* start Exercise materials *

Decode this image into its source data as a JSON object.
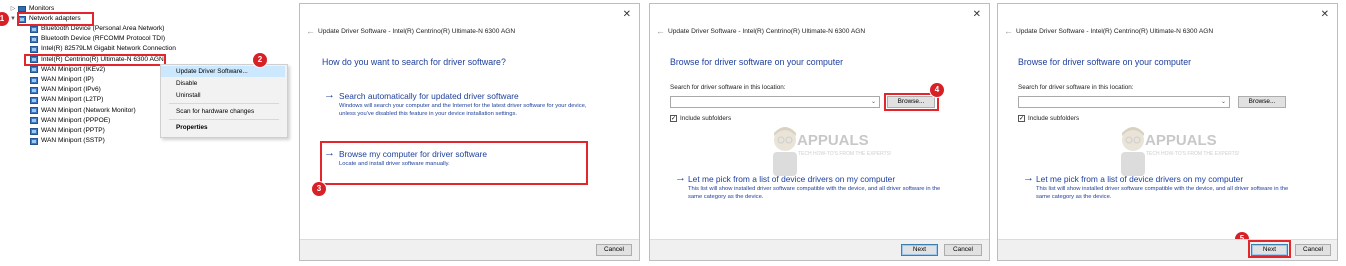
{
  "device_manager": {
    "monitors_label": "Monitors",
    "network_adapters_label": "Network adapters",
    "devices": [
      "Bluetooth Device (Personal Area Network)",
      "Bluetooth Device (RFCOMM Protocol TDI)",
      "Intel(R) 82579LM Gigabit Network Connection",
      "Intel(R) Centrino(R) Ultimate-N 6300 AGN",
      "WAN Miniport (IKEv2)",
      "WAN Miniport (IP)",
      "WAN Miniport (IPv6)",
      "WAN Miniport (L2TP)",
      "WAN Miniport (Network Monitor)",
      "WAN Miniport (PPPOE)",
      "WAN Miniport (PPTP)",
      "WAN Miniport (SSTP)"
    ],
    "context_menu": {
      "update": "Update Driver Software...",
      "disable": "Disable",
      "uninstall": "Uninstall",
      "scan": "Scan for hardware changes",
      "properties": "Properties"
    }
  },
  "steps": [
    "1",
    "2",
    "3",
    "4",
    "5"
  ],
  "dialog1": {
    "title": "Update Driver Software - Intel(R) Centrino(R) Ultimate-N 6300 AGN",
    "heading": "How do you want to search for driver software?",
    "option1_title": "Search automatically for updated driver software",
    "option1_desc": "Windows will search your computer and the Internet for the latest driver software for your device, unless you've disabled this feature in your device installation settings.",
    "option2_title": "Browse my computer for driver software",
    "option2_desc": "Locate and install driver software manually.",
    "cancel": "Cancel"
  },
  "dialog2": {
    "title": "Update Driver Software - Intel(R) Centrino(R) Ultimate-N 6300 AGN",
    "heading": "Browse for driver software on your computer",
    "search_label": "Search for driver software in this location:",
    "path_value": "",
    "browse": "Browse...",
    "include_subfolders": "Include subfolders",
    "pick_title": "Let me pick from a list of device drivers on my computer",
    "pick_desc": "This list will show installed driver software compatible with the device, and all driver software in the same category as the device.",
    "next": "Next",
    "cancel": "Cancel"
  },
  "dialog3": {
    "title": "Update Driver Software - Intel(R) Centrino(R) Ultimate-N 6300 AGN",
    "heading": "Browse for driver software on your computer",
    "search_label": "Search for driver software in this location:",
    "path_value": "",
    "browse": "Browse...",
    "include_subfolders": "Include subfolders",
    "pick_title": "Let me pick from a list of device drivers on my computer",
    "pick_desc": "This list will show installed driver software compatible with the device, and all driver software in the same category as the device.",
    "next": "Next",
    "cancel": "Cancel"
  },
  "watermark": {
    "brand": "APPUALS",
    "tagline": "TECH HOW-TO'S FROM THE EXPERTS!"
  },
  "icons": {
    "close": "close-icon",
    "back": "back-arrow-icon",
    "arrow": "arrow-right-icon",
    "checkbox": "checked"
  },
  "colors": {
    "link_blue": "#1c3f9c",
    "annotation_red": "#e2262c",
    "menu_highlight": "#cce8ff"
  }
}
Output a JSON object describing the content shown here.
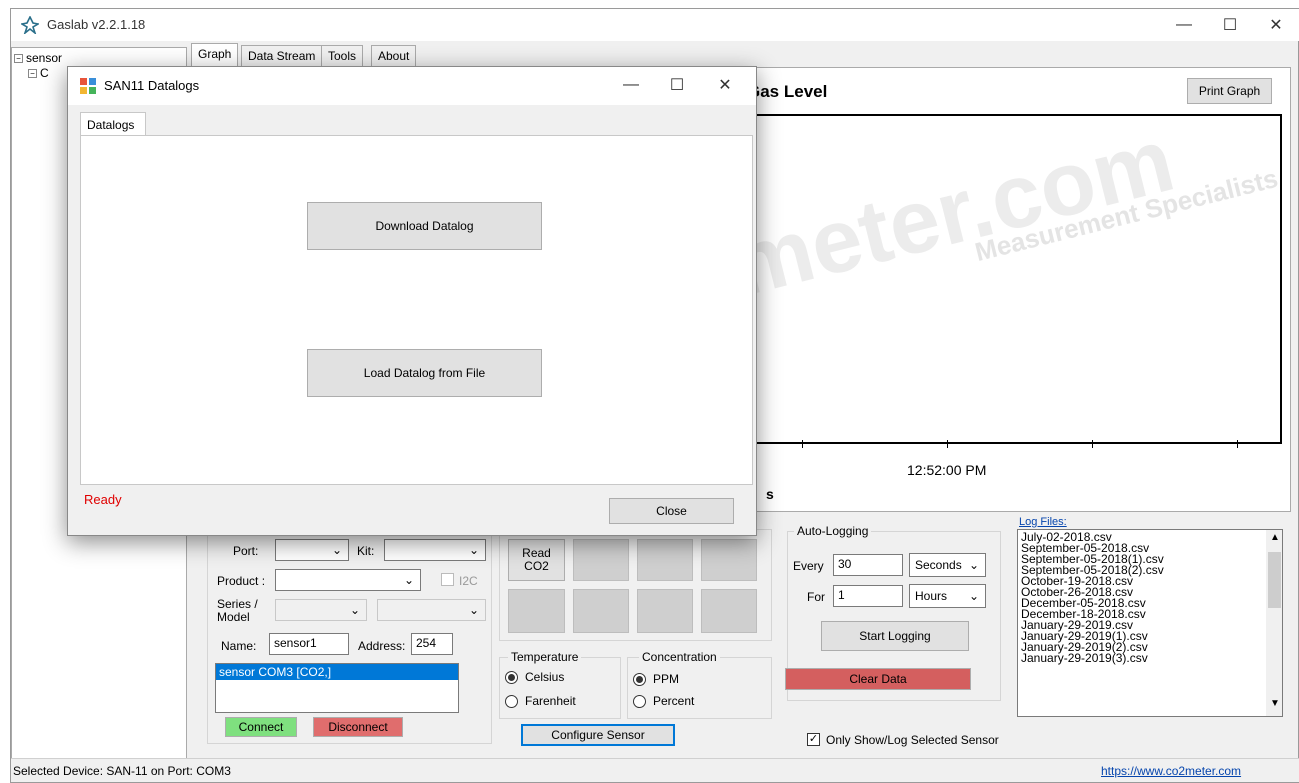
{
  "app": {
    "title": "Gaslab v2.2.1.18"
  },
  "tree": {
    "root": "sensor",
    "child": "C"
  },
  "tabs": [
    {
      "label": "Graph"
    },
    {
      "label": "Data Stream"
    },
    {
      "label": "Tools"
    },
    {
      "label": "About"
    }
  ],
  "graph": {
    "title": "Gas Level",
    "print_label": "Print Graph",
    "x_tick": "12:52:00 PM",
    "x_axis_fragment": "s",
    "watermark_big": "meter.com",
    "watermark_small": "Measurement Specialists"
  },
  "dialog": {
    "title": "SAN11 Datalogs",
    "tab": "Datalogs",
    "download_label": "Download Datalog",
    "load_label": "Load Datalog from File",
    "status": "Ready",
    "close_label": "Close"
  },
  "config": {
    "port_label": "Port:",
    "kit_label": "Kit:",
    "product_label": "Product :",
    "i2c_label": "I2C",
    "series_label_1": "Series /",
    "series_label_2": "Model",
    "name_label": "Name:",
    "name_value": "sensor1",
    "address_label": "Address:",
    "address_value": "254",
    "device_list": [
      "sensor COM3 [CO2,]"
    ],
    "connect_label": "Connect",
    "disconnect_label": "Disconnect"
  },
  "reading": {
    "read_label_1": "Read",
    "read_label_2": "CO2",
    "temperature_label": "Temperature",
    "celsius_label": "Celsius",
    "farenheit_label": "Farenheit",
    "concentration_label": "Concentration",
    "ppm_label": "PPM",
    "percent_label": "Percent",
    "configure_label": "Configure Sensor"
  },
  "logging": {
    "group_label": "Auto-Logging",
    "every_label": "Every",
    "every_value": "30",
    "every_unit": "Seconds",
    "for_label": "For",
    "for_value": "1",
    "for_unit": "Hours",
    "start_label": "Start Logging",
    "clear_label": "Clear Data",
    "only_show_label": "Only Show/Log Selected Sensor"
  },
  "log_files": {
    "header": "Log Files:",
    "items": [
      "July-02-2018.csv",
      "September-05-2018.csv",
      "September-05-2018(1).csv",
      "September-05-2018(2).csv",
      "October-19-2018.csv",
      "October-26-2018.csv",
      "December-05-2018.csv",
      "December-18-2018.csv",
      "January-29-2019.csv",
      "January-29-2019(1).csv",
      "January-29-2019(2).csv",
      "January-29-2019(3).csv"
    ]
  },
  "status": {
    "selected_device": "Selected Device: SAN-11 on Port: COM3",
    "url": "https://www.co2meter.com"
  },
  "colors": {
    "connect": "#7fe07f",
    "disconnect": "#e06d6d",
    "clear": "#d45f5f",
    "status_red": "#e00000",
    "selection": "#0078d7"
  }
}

* end Exercise materials *
* start Exercise materials *

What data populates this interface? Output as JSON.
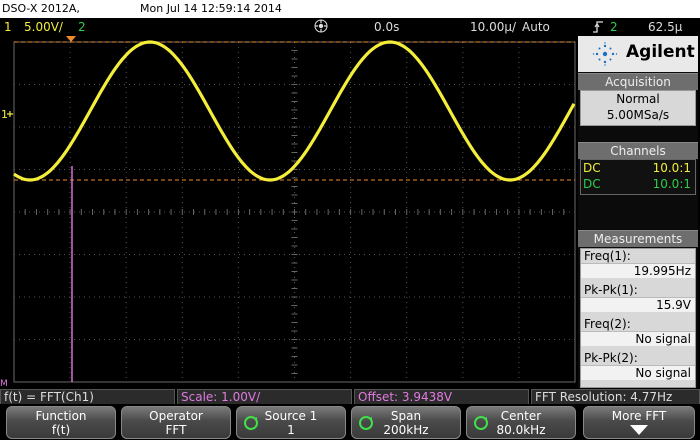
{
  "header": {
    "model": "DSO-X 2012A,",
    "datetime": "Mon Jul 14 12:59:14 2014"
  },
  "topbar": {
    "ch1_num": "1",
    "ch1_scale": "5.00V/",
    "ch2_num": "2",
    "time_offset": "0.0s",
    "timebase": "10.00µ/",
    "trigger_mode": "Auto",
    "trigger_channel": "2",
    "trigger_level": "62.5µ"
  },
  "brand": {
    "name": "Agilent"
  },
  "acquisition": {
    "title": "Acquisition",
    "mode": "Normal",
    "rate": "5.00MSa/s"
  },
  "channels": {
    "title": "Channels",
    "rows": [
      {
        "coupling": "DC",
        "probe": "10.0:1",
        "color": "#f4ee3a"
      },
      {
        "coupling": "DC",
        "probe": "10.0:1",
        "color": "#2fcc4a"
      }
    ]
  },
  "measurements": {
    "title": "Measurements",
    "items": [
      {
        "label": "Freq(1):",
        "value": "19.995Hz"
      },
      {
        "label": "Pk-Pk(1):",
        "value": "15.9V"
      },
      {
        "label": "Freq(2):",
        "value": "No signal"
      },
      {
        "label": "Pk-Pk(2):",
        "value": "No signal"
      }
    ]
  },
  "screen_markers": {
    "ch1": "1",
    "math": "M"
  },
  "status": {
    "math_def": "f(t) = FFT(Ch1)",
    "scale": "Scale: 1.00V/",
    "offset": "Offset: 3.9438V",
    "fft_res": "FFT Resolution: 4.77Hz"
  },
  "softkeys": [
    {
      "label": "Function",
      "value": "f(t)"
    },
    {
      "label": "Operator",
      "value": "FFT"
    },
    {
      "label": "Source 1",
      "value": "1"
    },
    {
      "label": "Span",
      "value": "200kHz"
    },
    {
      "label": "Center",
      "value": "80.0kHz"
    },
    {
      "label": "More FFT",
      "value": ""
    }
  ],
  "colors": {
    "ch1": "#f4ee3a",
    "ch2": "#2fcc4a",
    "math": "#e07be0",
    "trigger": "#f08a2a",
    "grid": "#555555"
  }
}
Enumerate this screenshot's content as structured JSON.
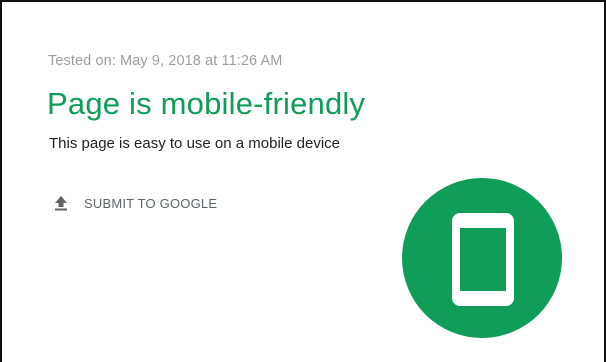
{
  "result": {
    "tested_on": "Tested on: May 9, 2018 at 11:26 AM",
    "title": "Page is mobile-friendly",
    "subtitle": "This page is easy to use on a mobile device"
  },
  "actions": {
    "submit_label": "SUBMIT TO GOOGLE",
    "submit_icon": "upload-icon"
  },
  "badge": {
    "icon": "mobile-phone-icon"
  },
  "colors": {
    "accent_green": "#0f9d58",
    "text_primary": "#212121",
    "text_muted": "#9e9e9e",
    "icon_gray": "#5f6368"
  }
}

* end Exercise materials *

● Given task: Copy and report every line where the word "mobile" is present.

● Exercise answer:
    "title": "Page is mobile-friendly",
    "subtitle": "This page is easy to use on a mobile device"
    "icon": "mobile-phone-icon"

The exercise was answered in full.